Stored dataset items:

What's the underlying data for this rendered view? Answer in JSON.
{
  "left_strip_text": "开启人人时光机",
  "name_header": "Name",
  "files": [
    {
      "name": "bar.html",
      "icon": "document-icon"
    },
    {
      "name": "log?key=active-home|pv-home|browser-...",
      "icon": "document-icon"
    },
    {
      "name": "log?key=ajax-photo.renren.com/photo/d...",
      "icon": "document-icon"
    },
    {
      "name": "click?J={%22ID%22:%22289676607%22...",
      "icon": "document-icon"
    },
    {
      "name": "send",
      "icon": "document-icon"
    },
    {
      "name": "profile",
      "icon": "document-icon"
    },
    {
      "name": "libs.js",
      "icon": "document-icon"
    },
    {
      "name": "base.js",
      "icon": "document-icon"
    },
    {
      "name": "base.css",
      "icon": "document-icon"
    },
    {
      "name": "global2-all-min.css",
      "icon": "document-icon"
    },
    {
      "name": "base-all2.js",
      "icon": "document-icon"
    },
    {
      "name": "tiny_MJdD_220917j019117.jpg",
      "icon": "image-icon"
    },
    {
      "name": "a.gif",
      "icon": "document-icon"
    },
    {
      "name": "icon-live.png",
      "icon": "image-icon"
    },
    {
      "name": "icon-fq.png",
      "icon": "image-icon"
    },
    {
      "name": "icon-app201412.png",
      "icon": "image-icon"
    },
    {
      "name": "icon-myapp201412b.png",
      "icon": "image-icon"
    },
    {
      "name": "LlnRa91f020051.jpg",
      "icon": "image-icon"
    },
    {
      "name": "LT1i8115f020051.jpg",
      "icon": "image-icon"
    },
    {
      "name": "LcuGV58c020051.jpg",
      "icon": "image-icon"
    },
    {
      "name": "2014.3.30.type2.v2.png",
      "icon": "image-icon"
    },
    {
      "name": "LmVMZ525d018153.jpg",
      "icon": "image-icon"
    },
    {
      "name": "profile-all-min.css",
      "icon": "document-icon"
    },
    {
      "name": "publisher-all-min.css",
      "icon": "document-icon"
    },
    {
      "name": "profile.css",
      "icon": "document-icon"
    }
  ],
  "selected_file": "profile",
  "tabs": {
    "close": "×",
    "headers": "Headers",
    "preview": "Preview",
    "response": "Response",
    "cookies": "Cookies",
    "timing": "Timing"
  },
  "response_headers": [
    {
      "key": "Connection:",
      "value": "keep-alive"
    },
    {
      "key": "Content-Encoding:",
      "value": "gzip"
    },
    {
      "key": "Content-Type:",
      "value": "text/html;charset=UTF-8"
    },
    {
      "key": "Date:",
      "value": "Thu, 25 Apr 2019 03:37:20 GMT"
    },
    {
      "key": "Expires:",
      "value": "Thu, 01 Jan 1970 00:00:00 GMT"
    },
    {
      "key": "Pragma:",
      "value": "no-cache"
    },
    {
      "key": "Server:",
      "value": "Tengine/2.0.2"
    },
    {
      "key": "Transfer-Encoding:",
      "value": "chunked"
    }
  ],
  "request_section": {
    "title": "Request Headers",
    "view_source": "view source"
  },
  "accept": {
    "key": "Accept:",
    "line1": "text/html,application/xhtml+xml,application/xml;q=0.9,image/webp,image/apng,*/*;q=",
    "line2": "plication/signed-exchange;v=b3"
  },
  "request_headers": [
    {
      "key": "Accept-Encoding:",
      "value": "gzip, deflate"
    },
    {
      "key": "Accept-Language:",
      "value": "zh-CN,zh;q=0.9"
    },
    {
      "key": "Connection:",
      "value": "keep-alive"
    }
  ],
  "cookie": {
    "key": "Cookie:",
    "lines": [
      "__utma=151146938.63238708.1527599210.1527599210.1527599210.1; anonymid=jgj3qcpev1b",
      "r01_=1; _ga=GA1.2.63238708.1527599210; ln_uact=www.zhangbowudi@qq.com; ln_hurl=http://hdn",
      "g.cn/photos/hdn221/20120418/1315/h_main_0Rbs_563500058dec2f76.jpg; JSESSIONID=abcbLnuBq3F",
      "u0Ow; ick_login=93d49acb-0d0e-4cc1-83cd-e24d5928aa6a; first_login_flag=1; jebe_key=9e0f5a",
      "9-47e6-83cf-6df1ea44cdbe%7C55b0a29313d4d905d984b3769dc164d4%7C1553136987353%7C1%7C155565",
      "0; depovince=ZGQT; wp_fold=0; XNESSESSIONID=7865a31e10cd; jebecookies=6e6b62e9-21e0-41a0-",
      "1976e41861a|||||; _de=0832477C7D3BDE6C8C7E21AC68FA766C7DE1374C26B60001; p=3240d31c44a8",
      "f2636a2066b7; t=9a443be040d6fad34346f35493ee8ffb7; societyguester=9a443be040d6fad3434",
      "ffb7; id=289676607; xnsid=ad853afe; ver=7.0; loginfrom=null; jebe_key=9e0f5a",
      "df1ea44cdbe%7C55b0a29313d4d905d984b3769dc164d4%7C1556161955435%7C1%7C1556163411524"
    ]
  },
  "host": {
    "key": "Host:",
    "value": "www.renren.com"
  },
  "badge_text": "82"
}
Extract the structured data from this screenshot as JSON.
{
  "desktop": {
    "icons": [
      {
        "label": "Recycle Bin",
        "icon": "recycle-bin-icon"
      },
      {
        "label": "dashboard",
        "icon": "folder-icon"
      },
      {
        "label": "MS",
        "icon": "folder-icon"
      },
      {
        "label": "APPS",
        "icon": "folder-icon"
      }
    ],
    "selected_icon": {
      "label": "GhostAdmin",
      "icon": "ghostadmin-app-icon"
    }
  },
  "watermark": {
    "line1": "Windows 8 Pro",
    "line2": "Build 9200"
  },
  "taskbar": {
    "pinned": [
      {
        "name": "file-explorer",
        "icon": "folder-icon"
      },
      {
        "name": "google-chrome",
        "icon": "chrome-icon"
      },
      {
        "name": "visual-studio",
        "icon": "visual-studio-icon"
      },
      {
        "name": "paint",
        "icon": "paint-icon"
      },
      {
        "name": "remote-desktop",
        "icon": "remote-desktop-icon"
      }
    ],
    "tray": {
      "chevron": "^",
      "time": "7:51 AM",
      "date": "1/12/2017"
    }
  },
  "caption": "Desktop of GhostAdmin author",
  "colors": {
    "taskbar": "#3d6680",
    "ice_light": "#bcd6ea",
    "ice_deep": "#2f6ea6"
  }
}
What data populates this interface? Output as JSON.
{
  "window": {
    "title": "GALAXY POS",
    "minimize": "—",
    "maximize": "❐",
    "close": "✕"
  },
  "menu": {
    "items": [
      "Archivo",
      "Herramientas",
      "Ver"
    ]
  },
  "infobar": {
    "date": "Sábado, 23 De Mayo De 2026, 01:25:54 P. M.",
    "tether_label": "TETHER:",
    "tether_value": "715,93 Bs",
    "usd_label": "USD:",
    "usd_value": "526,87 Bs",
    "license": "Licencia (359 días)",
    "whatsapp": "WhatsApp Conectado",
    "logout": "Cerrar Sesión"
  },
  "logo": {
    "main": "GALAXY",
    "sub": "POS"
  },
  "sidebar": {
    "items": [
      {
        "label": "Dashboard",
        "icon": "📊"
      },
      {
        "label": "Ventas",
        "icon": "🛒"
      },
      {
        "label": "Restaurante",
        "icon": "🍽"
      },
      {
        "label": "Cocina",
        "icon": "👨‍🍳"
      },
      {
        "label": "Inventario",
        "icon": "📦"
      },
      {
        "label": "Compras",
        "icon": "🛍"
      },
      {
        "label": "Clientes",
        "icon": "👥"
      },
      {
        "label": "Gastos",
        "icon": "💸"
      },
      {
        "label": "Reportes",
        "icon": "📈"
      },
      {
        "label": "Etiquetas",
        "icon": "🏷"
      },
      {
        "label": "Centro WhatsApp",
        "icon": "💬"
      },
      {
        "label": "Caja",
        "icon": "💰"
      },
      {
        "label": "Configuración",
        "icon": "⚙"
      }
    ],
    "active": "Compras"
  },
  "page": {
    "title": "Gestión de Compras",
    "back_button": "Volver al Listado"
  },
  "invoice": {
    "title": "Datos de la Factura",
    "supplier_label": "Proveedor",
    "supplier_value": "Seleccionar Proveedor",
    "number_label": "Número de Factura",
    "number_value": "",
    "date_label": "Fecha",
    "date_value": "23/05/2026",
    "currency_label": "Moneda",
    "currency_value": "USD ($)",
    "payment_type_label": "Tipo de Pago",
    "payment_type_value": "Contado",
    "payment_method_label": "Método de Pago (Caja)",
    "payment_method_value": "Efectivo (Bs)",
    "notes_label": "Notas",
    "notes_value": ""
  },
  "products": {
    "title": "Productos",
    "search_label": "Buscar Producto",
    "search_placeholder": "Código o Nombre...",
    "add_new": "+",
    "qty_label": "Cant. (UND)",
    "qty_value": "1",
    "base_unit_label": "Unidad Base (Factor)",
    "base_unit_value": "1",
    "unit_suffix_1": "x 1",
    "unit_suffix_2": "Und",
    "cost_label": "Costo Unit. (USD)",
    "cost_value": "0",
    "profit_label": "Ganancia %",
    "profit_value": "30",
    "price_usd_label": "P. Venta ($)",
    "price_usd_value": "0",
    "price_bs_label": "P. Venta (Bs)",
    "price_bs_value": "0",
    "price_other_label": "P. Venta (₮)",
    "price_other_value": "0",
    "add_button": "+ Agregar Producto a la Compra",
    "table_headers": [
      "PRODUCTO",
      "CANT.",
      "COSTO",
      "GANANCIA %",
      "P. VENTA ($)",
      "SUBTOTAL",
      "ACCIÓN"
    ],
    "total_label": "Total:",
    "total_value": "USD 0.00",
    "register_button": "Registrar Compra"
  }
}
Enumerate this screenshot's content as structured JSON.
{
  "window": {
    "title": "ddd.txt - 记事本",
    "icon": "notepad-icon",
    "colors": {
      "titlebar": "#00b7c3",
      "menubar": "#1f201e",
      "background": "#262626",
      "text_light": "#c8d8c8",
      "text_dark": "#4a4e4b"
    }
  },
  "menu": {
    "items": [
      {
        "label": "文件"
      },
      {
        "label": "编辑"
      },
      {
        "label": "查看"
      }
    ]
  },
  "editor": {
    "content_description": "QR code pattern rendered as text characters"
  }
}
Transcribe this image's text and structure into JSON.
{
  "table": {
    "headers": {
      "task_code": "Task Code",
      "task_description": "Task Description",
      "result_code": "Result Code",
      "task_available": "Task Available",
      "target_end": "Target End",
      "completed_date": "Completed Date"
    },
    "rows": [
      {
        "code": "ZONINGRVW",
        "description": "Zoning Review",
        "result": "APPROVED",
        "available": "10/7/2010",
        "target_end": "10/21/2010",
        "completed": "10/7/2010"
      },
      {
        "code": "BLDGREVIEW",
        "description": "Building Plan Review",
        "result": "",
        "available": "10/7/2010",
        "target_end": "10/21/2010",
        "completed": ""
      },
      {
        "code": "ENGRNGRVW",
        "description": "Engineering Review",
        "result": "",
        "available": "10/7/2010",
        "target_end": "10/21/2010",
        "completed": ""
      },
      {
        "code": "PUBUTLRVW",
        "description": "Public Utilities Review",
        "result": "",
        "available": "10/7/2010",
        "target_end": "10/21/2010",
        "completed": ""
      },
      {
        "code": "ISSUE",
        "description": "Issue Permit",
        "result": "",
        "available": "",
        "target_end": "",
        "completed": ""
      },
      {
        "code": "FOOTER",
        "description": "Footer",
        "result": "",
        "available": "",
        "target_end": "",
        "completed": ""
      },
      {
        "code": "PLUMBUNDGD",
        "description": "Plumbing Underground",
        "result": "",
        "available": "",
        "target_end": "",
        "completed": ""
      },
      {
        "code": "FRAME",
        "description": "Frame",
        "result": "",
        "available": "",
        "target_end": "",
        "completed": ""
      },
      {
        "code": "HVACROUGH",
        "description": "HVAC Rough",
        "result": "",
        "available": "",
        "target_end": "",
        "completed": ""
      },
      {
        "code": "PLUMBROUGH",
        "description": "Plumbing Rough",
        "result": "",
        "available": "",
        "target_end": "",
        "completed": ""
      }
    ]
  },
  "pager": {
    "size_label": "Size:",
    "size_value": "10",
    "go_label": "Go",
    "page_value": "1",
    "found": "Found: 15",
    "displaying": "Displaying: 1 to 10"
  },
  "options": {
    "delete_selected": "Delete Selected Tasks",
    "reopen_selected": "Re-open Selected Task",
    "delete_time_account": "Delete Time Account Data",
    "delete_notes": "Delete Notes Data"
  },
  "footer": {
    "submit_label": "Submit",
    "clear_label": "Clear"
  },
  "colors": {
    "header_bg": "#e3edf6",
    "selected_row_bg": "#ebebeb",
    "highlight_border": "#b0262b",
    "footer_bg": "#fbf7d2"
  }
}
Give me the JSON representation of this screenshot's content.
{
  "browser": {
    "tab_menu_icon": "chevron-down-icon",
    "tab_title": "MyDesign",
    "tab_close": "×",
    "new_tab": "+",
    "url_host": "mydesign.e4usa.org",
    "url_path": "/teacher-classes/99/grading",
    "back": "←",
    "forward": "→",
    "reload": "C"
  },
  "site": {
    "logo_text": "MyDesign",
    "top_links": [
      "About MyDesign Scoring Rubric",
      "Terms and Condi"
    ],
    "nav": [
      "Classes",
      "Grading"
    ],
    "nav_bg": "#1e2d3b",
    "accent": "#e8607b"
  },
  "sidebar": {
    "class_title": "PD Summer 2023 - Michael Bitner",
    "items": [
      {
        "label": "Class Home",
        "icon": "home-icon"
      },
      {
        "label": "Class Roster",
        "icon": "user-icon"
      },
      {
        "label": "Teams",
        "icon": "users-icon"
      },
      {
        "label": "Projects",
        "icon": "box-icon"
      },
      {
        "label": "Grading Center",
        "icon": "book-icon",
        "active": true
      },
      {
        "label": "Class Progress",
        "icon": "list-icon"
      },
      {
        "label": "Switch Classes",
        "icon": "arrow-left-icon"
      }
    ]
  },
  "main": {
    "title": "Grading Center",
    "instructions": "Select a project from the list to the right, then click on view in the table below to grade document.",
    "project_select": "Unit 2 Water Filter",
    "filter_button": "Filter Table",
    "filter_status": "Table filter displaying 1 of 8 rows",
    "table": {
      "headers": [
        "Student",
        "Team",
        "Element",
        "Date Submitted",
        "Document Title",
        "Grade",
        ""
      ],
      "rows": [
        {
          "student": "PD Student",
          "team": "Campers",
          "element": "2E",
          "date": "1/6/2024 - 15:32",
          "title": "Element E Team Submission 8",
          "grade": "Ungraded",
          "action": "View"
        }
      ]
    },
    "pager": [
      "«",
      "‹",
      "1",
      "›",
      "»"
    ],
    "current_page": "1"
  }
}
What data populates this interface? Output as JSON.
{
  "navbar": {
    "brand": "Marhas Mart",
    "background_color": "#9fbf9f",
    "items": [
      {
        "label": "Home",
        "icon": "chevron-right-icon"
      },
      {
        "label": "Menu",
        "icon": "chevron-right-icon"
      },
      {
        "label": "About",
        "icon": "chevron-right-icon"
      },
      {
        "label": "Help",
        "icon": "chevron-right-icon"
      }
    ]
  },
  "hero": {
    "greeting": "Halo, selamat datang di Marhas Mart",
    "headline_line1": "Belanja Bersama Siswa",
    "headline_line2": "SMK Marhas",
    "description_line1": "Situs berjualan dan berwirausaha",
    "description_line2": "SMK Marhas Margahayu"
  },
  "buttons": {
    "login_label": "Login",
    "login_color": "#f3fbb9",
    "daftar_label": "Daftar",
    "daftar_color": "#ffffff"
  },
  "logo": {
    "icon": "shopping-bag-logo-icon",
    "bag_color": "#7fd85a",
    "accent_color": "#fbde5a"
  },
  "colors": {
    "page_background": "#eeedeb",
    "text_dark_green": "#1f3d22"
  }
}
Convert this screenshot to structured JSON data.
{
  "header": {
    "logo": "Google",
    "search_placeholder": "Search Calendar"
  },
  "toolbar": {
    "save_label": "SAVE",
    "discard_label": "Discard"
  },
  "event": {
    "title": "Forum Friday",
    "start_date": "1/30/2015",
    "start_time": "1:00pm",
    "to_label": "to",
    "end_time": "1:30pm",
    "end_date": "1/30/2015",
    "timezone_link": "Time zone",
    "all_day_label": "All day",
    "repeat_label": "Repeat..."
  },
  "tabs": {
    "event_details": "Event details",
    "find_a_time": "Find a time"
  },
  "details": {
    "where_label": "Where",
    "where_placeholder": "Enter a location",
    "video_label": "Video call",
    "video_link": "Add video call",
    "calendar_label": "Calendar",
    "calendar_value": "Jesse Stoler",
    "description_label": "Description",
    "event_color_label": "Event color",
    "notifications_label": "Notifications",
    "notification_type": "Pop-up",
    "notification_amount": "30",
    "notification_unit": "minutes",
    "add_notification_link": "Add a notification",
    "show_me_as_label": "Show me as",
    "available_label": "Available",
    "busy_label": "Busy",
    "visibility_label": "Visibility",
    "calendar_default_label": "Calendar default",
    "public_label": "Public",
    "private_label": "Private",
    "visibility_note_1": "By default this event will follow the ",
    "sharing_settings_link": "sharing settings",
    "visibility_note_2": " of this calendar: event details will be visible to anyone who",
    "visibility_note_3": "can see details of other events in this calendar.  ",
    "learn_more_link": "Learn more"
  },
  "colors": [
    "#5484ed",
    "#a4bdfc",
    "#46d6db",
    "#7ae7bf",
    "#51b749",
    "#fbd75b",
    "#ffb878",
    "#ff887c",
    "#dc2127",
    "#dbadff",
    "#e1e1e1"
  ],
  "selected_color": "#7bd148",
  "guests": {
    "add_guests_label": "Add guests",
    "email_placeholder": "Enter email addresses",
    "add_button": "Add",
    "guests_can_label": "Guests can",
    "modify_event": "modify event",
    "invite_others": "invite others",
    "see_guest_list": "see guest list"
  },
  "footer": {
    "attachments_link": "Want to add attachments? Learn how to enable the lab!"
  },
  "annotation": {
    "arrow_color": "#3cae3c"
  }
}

## Direction
Filter the records down to the lines that contain the string "Proveedor", and copy those lines.

## Task solution
    "supplier_label": "Proveedor",
    "supplier_value": "Seleccionar Proveedor",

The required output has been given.